Look through the listing and locate every line containing the word "than"; copy those lines.

== Data entries

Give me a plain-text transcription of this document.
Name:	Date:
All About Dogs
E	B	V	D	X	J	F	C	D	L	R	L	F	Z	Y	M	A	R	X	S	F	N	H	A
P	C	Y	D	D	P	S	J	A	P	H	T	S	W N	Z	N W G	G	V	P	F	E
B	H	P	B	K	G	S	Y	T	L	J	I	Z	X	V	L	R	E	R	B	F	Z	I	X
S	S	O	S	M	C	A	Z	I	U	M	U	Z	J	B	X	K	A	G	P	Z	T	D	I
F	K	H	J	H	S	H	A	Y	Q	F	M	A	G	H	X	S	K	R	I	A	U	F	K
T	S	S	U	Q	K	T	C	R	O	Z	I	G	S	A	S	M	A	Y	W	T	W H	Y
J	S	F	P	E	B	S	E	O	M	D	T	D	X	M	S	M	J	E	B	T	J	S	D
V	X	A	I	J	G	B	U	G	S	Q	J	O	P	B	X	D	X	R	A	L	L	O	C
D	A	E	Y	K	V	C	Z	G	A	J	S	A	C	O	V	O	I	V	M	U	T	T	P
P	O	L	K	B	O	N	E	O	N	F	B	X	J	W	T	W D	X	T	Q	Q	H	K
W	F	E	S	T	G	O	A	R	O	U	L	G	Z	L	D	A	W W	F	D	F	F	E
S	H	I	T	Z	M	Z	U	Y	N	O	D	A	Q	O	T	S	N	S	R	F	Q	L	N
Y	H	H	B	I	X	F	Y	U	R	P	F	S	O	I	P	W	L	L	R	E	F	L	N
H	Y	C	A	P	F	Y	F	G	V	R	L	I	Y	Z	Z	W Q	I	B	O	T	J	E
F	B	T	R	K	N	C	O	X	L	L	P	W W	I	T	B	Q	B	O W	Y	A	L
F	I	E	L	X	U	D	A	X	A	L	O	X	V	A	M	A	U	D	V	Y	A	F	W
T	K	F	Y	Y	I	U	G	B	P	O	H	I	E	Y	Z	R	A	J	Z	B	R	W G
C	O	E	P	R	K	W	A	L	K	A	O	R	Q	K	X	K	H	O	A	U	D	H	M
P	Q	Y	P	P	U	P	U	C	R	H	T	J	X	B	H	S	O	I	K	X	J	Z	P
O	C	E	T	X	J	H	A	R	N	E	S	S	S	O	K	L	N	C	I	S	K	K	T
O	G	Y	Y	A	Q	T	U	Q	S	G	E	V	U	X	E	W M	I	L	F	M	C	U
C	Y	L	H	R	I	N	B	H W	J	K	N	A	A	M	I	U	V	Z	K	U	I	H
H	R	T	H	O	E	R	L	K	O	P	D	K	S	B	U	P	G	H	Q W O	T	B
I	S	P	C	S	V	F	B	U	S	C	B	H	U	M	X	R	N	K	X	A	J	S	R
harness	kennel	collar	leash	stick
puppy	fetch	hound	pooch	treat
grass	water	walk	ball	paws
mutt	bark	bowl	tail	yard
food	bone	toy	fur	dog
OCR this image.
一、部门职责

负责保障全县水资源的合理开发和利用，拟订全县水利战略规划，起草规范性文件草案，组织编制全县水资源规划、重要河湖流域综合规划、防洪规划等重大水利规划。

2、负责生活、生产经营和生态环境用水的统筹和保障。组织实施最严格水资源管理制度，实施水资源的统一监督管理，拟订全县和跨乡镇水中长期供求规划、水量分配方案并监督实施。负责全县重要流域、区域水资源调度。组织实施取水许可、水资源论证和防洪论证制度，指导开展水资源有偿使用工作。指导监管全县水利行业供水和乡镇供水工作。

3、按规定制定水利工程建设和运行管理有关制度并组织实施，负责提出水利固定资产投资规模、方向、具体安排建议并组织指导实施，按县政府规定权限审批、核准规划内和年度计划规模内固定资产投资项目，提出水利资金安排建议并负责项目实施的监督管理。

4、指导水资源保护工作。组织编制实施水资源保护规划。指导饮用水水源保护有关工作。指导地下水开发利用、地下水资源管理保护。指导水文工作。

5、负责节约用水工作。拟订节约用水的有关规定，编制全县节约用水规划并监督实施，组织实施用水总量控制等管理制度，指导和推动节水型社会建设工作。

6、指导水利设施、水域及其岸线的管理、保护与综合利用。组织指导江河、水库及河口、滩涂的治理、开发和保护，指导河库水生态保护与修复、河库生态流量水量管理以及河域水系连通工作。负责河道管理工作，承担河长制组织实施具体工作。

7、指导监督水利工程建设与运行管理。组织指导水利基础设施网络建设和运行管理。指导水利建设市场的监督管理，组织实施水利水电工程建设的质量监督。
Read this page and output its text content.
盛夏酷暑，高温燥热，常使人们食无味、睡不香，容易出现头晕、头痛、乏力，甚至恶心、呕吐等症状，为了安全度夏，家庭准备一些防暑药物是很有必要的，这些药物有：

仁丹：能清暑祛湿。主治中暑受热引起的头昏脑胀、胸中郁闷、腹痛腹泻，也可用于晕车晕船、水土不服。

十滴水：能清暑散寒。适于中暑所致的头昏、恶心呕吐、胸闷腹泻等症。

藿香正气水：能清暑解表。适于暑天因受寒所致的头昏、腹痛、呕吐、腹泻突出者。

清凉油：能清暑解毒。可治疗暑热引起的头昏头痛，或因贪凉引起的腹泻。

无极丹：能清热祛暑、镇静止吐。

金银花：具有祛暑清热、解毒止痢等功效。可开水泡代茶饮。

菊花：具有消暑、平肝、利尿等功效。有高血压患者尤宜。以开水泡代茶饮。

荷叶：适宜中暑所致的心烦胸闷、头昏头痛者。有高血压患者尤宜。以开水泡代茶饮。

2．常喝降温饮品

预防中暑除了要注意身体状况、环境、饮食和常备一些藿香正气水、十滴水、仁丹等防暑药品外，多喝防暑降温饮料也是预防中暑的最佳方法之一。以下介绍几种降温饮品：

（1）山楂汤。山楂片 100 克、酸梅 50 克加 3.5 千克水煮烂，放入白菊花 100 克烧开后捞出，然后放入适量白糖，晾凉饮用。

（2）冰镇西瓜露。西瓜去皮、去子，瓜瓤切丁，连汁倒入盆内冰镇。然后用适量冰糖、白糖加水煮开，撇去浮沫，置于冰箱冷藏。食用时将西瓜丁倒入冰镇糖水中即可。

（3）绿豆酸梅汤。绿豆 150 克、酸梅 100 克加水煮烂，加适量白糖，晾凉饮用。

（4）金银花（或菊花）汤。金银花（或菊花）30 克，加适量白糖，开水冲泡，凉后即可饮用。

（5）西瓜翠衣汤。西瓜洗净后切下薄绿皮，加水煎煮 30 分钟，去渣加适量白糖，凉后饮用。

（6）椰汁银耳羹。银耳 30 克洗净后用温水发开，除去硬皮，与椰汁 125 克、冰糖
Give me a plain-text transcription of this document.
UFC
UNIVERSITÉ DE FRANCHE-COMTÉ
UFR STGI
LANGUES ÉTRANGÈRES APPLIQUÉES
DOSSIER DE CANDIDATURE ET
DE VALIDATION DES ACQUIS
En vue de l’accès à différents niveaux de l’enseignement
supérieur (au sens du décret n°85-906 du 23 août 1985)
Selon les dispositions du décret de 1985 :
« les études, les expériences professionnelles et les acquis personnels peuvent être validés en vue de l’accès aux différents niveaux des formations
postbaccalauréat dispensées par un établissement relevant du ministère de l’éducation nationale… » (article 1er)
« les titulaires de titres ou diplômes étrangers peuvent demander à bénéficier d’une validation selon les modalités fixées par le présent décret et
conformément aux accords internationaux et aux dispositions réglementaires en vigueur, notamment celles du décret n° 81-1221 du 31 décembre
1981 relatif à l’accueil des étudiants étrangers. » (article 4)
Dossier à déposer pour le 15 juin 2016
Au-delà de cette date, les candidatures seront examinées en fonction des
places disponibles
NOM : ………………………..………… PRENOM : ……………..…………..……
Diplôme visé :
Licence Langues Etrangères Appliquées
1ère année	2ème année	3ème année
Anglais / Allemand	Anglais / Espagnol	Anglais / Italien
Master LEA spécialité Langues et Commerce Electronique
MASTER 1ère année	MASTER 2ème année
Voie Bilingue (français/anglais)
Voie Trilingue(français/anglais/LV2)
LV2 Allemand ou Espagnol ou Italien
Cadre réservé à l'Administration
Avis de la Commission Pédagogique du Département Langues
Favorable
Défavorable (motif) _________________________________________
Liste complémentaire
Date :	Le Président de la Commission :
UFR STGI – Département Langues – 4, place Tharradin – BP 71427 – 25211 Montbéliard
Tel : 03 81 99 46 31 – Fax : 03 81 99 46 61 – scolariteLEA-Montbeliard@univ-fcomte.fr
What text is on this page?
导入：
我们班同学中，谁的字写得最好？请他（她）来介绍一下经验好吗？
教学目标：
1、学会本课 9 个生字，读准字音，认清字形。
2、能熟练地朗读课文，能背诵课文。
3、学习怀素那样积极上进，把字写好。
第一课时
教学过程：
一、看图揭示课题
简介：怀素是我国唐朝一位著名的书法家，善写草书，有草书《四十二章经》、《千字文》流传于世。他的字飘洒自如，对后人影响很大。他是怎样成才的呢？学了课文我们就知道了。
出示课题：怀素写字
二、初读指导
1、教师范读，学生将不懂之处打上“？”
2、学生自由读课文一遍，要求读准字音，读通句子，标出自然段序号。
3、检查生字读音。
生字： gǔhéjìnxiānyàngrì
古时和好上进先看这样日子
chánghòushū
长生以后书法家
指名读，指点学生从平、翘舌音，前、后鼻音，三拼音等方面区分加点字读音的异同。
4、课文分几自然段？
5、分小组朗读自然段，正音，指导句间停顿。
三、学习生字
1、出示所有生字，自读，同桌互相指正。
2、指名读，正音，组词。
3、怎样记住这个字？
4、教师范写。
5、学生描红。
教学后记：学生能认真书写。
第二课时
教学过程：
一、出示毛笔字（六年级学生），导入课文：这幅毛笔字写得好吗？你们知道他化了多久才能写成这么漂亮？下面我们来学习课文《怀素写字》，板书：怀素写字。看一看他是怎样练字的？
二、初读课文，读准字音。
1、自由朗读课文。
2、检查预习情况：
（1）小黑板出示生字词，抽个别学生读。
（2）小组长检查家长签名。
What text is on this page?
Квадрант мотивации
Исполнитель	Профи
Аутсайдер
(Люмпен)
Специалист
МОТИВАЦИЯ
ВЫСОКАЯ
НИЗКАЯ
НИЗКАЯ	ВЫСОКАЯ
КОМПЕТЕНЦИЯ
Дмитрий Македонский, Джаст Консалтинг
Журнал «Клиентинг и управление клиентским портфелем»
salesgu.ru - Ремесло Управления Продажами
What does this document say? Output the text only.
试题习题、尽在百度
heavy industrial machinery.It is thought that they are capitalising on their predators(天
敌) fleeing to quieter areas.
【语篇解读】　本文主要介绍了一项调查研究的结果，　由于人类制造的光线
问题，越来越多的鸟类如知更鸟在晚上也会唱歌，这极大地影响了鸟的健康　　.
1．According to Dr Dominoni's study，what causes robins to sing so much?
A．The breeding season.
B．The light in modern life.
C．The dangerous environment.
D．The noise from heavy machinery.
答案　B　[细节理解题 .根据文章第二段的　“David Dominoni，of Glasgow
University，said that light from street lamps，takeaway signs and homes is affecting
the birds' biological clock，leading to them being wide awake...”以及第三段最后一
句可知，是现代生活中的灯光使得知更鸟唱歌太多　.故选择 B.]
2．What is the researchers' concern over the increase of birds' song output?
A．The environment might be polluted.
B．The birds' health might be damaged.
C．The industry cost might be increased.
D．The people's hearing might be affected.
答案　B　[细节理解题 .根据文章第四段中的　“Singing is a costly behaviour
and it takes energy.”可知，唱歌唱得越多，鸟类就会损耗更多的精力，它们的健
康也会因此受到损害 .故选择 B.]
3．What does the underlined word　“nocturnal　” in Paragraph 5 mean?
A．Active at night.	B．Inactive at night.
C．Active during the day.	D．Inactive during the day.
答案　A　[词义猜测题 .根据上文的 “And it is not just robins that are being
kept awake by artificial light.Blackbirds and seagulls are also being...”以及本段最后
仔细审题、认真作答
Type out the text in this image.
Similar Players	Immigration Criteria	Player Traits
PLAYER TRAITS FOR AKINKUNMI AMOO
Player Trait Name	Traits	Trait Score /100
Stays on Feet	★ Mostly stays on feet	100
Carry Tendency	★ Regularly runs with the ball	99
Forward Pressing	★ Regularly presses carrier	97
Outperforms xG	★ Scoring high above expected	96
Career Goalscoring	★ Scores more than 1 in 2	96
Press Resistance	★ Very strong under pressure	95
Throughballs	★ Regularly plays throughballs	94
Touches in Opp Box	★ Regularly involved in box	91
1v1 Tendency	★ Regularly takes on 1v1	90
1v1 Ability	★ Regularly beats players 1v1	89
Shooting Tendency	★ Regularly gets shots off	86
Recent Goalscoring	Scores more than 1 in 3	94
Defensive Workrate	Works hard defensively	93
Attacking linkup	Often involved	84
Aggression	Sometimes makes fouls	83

====

## Written response
Career Goalscoring	★ Scores more than 1 in 2	96
Recent Goalscoring	Scores more than 1 in 3	94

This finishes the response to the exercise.